Extracted records
============================================================

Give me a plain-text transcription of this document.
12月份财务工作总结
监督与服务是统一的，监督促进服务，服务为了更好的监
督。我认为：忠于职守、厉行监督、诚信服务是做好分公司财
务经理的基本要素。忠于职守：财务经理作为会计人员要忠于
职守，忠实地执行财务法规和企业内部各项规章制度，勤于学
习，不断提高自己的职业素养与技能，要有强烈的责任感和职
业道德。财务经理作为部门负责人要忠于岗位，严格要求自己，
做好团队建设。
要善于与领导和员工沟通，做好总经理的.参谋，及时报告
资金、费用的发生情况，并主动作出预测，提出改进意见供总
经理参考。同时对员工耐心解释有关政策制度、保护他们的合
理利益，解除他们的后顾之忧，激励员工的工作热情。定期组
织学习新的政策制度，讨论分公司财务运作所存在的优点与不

============================================================

-- Required work --
Give the count of lines holding the word "忠于职守" and nothing more.

-- Result of the exercise --
2